### Task
Using the material that follows, identify and copy each line with the string "下面一段话有语病的一句".

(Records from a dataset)
◇ ◇ ◇ ◇

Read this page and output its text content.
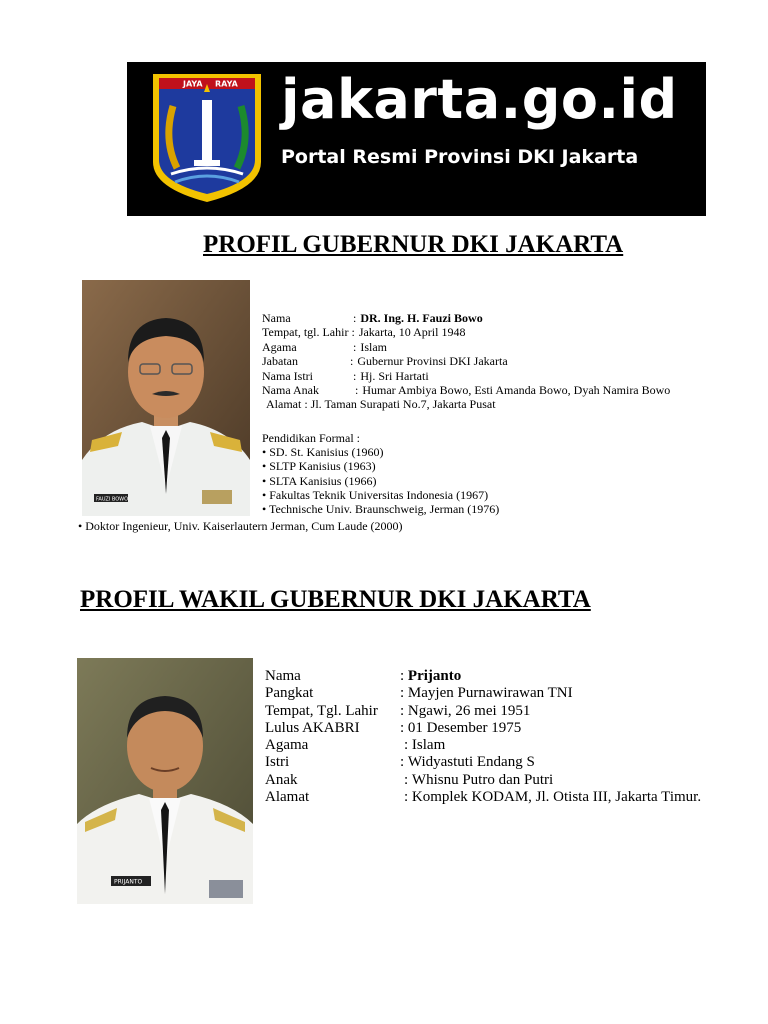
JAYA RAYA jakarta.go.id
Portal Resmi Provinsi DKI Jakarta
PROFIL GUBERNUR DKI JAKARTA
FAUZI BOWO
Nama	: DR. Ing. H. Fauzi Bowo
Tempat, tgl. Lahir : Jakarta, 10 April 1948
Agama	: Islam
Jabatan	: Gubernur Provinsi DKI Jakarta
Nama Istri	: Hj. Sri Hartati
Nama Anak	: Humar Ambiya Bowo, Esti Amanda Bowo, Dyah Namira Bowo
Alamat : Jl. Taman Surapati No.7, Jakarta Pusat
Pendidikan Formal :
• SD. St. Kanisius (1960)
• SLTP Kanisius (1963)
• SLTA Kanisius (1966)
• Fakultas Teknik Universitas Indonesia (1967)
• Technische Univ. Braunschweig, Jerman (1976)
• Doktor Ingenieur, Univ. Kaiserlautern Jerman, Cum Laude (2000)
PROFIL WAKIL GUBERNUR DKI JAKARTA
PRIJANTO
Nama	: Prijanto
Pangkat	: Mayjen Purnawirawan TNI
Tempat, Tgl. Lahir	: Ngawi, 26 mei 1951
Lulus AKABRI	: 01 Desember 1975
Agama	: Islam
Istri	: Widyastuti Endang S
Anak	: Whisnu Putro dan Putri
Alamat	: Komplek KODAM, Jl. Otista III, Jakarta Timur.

◇ ◇ ◇ ◇

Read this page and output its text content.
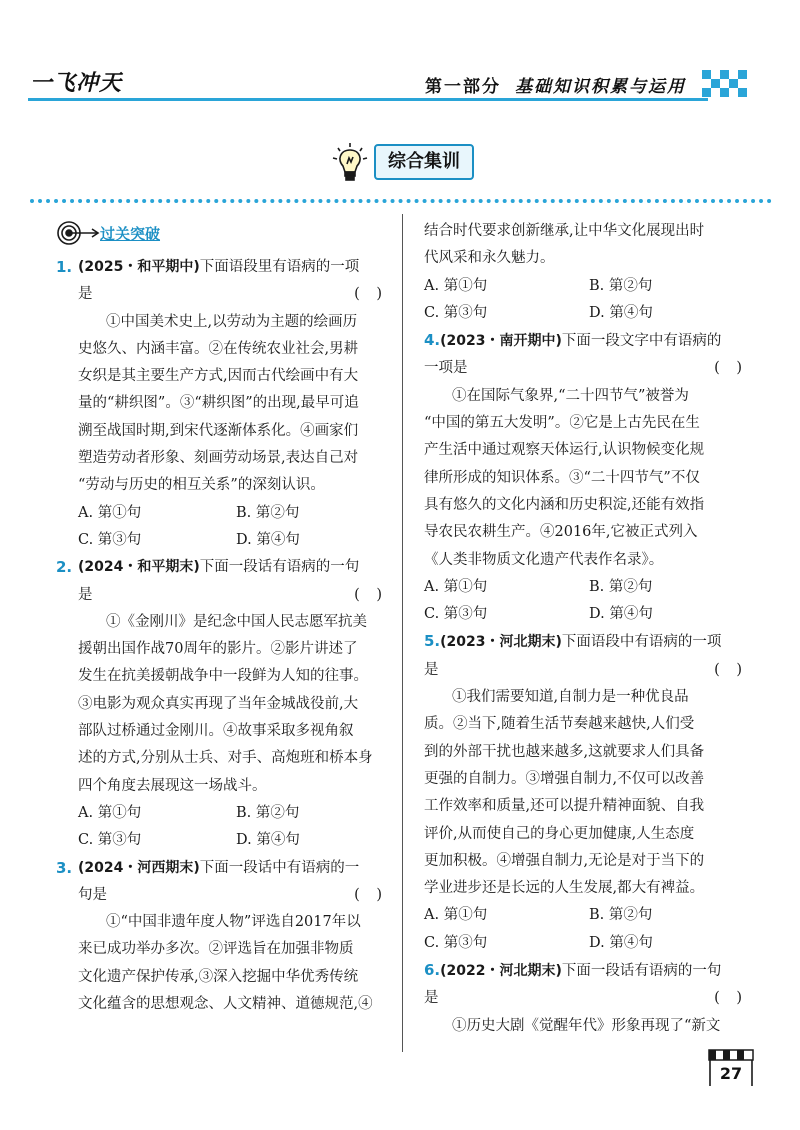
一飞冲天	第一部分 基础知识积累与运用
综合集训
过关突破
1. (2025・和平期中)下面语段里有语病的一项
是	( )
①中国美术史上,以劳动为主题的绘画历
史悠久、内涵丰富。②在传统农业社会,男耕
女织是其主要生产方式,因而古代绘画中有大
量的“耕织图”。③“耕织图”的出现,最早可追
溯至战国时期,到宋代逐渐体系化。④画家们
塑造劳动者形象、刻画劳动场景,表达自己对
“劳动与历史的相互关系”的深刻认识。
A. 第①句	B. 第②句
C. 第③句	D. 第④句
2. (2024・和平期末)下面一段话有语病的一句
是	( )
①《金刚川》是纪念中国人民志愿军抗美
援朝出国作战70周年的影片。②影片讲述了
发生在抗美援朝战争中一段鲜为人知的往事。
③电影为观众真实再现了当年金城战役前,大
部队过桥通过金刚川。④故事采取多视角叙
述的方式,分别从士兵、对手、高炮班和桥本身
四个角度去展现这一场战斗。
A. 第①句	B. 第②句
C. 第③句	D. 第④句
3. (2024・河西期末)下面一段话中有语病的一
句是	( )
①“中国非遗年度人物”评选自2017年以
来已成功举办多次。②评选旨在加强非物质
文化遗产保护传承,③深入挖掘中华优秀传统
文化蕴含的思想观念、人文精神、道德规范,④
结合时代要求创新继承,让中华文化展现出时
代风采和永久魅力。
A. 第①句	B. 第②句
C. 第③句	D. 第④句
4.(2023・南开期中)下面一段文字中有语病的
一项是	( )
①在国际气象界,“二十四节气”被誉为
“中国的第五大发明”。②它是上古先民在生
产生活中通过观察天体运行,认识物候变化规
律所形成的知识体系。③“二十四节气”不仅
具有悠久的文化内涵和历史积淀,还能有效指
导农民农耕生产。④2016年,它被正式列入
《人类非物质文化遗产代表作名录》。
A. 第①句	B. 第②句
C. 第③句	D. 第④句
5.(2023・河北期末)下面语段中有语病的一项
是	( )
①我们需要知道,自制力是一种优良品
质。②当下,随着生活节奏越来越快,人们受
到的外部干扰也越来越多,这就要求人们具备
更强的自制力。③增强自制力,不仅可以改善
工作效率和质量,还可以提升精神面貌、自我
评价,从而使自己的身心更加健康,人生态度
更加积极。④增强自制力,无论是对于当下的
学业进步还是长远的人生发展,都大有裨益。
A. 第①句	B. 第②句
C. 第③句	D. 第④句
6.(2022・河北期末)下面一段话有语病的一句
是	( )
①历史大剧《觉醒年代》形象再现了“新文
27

◇ ◇ ◇ ◇

### Right answer
2. (2024・和平期末)下面一段话有语病的一句
6.(2022・河北期末)下面一段话有语病的一句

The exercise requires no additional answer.